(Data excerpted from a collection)
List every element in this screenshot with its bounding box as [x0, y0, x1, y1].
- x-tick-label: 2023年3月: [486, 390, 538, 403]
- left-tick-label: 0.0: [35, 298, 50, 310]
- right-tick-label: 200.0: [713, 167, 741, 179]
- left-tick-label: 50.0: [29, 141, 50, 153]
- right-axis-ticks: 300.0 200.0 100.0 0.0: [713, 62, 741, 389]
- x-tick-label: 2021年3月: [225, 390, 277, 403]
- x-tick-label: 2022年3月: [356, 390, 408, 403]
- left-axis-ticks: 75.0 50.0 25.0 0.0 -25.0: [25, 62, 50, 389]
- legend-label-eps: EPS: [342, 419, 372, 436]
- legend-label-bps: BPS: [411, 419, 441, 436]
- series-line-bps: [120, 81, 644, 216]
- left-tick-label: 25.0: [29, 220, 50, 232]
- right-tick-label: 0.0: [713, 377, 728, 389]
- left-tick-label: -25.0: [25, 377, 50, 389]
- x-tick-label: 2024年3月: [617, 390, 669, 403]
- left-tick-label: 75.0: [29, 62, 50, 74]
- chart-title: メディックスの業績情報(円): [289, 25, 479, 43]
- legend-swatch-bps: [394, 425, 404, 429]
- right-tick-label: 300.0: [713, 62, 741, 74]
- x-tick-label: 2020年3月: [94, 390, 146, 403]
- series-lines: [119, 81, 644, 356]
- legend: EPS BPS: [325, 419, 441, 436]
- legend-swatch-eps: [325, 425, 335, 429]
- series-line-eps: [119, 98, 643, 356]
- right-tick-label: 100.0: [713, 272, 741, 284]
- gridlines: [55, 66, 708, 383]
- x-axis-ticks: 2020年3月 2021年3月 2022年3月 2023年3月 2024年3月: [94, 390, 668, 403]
--
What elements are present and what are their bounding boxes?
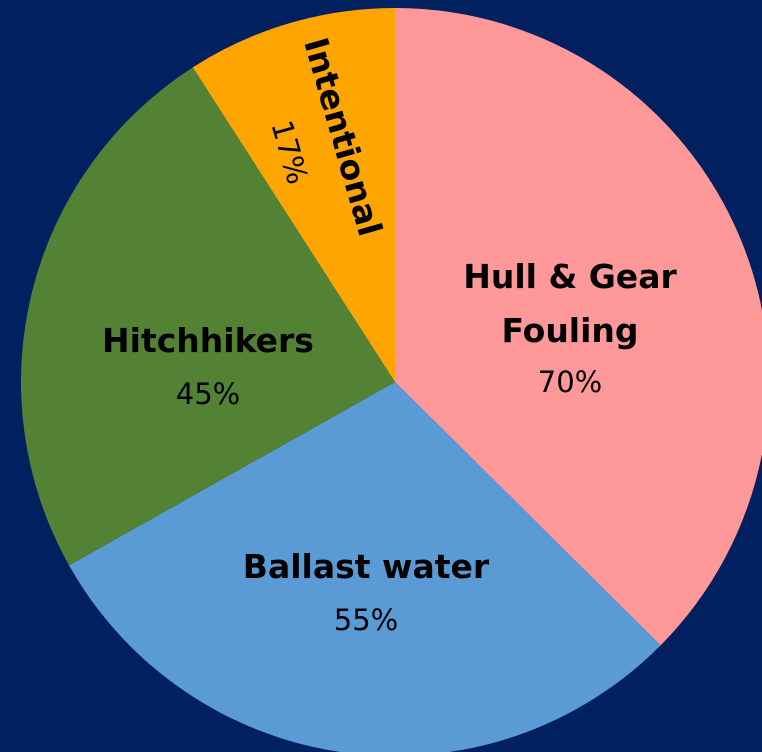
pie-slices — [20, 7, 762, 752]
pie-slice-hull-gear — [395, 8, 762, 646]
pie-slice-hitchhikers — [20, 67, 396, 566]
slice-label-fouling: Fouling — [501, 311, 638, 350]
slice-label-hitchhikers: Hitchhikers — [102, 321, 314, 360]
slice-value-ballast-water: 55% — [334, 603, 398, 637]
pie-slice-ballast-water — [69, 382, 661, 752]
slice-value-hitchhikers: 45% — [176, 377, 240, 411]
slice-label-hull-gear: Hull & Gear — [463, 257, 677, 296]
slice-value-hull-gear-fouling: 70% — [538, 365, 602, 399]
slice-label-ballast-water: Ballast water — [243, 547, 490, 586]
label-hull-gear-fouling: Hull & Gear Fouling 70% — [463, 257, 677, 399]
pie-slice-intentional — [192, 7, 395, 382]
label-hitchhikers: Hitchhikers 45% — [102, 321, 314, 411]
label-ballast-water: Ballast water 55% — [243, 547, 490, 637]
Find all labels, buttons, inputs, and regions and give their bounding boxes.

▸ **EXERCISE**
Please identify every line in the data above that contains the word "water" and copy each one in full.

▸ **RESULT**
slice-value-ballast-water: 55% — [334, 603, 398, 637]
pie-slice-ballast-water — [69, 382, 661, 752]
slice-label-ballast-water: Ballast water — [243, 547, 490, 586]
label-ballast-water: Ballast water 55% — [243, 547, 490, 637]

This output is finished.